**AIM:** Look through the lines below and extract each one that contains "color".

[Records from a data collection]
--
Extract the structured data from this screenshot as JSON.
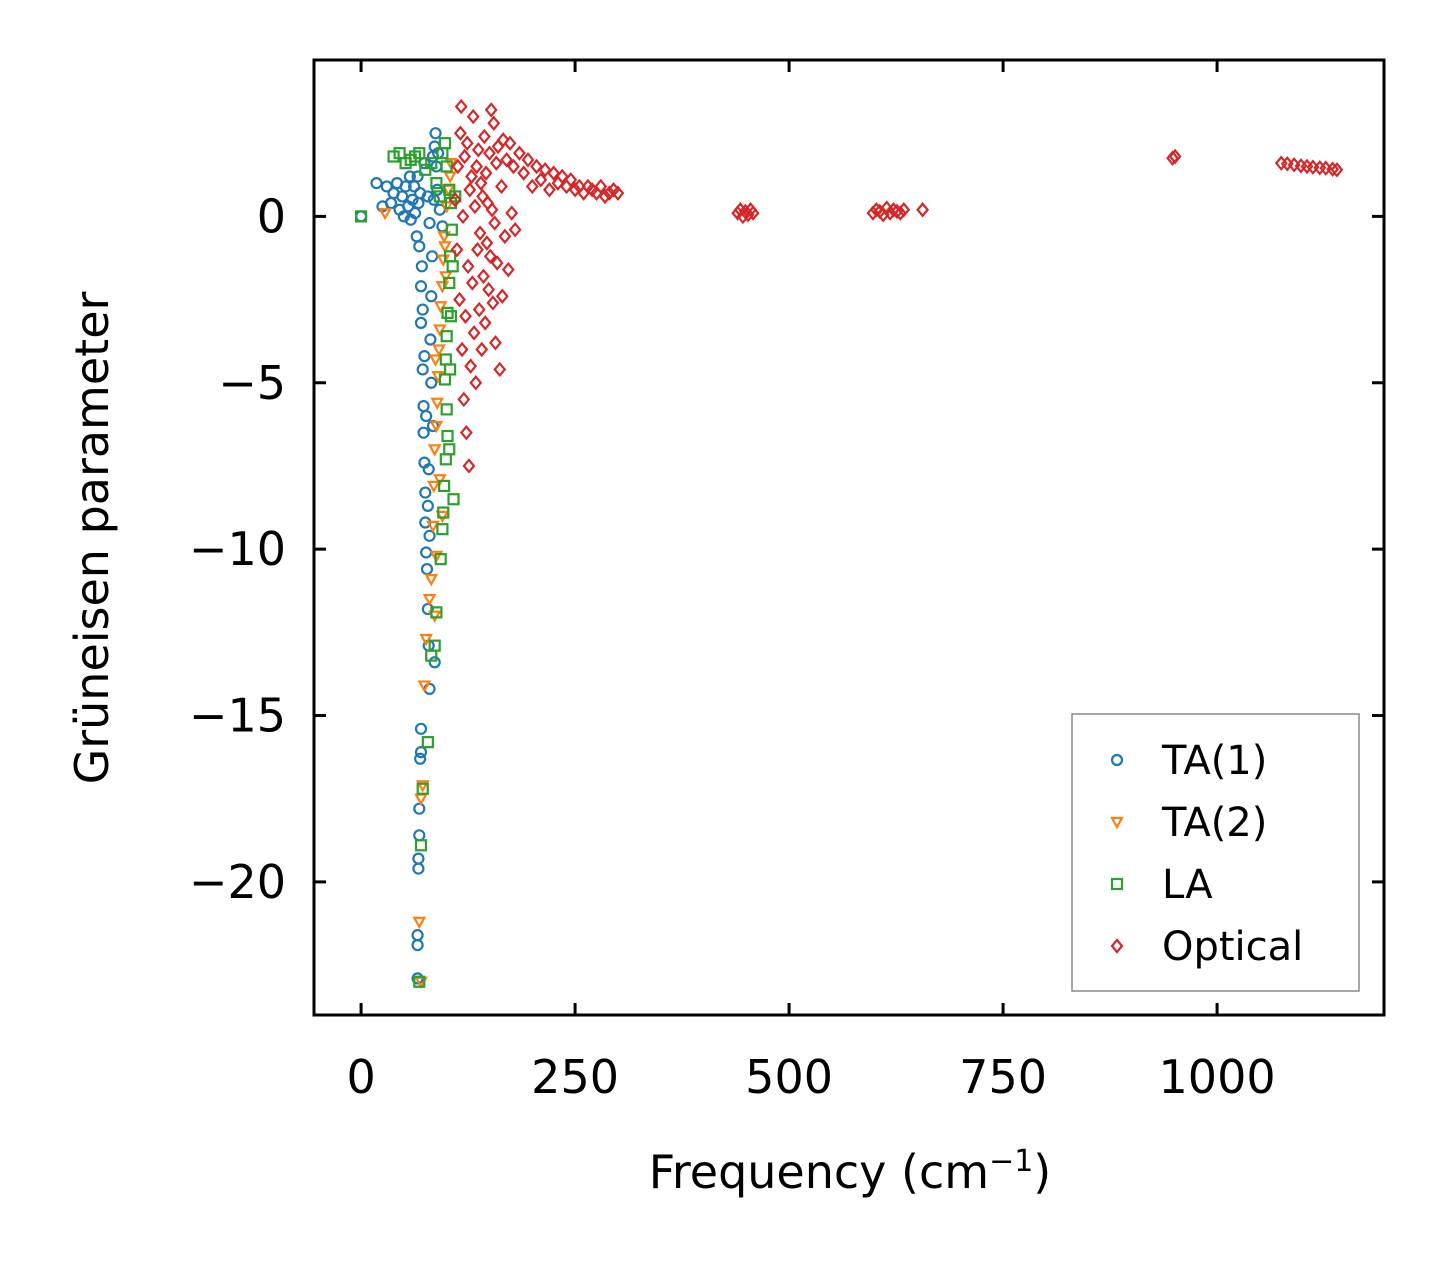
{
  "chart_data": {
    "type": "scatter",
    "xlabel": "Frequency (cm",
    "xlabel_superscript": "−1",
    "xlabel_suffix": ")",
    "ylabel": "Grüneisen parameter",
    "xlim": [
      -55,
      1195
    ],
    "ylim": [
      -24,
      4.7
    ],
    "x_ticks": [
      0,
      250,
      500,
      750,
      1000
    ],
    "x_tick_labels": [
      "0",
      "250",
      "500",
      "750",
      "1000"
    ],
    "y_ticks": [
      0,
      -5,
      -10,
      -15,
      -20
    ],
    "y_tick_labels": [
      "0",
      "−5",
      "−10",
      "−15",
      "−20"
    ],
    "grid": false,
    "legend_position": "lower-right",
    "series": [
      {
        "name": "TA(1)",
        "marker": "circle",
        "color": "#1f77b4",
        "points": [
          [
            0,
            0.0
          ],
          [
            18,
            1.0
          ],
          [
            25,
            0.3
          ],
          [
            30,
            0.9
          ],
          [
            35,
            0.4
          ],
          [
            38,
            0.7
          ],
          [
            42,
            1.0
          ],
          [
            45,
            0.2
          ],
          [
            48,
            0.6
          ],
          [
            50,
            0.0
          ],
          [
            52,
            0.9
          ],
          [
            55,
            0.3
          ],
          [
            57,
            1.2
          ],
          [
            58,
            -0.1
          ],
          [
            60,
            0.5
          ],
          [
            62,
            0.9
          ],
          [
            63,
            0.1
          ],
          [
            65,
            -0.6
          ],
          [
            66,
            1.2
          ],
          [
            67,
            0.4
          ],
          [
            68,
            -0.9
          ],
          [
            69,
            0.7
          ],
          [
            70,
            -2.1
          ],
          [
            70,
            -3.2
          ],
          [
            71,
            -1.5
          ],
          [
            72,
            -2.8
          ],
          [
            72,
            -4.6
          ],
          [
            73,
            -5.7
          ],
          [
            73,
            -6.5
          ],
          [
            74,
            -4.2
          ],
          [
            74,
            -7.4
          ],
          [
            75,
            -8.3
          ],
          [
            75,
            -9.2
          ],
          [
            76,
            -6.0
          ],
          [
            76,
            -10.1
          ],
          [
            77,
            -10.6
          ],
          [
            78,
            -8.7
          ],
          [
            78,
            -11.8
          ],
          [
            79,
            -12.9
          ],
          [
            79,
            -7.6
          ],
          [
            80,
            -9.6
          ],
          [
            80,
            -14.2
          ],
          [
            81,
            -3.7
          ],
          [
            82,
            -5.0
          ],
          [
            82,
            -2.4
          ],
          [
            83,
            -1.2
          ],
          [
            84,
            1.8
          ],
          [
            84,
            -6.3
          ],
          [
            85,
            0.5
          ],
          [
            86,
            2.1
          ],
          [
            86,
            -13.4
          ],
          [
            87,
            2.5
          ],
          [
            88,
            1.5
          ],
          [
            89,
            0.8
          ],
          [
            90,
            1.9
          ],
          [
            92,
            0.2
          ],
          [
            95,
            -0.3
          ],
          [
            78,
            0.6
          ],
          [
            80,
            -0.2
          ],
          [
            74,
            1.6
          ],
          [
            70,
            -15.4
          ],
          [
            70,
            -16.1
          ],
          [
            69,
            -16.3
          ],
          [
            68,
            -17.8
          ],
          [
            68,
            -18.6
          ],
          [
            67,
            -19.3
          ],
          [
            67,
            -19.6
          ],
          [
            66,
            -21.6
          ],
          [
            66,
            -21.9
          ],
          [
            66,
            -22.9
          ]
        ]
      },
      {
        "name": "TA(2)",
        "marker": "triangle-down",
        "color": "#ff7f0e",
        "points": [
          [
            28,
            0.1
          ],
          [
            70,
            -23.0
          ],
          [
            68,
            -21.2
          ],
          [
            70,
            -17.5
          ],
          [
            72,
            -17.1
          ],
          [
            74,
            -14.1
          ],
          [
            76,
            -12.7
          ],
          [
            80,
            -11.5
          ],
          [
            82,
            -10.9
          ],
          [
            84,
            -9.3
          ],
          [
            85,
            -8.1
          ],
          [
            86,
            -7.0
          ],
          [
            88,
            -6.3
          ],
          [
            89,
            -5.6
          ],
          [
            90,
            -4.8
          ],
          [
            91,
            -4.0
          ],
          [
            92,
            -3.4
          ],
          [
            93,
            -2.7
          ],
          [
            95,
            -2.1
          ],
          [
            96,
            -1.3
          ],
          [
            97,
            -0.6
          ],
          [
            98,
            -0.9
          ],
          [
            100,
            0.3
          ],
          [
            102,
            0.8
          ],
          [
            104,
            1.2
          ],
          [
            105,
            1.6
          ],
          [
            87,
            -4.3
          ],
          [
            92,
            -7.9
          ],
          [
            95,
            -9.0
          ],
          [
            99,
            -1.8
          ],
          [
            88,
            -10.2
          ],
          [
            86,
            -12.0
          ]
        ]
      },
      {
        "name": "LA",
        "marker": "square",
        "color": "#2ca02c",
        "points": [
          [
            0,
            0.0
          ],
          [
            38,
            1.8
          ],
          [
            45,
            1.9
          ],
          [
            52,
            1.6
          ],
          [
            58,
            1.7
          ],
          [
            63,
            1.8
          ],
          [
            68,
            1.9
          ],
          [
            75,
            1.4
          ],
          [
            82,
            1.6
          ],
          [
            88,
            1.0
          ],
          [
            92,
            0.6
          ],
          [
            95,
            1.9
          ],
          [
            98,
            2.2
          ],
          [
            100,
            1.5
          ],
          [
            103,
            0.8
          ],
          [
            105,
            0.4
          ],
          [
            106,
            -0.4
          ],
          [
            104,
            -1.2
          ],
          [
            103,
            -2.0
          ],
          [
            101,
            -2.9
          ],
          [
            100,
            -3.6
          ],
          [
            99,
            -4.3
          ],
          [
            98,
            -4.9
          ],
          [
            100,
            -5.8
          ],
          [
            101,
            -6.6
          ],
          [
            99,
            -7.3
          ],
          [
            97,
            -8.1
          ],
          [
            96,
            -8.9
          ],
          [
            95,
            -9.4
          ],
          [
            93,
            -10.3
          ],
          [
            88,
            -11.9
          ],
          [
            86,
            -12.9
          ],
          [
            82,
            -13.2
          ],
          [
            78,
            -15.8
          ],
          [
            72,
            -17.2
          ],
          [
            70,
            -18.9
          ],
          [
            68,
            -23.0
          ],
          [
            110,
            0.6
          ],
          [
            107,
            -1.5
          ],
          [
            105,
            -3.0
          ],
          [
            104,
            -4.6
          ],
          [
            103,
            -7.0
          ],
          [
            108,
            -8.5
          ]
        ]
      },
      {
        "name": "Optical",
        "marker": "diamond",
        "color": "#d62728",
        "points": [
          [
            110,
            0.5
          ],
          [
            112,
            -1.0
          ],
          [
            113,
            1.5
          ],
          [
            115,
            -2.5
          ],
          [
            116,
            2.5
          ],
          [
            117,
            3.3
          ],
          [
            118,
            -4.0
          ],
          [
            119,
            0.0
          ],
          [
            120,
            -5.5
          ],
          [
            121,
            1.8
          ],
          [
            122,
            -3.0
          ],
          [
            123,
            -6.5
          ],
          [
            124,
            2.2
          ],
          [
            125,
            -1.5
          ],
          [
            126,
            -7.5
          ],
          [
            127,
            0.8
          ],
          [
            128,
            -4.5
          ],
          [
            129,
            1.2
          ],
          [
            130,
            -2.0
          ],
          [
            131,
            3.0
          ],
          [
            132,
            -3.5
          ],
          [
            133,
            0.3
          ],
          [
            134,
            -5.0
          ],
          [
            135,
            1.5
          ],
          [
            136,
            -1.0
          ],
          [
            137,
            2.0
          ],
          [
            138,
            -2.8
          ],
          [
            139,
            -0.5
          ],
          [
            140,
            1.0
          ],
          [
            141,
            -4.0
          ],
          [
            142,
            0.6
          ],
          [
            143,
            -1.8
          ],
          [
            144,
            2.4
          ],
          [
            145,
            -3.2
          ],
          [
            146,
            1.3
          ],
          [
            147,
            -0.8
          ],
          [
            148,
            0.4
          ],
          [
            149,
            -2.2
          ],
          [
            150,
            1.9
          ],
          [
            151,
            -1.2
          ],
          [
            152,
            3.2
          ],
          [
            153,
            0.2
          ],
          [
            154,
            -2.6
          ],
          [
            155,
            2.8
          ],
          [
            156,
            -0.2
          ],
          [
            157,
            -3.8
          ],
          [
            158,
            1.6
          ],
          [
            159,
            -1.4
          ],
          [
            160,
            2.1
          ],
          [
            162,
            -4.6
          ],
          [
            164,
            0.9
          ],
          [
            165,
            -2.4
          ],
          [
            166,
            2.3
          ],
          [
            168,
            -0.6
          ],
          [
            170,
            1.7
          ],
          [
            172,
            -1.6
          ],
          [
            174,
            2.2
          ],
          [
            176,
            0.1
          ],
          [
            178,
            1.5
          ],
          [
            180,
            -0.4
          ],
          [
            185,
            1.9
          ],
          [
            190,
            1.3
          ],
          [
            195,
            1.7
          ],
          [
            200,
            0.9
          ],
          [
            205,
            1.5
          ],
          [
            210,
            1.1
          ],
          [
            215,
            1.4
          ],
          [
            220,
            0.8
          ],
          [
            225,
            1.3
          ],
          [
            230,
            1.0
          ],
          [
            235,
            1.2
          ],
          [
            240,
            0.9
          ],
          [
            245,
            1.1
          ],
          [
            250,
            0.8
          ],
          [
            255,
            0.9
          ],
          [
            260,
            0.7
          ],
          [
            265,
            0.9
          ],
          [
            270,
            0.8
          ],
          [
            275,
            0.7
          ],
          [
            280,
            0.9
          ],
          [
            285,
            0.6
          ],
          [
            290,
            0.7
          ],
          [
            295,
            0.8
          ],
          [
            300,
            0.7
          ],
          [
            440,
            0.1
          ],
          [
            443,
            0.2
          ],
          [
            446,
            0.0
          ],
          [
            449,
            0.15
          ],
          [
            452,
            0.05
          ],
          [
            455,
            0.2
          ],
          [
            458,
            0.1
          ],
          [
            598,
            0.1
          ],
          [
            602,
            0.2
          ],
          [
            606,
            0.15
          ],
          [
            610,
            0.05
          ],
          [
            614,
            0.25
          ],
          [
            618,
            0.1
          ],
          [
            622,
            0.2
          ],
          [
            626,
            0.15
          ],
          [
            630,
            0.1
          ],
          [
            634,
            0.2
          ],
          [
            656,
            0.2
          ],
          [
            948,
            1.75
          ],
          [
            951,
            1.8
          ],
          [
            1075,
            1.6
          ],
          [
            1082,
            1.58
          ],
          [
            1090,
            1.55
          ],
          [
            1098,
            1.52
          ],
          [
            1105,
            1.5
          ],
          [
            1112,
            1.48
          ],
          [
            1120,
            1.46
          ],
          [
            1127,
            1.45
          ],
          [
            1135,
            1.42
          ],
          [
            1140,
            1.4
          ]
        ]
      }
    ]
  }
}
--
**SOLUTION TO THE PROBLEM:**
        "color": "#1f77b4",
        "color": "#ff7f0e",
        "color": "#2ca02c",
        "color": "#d62728",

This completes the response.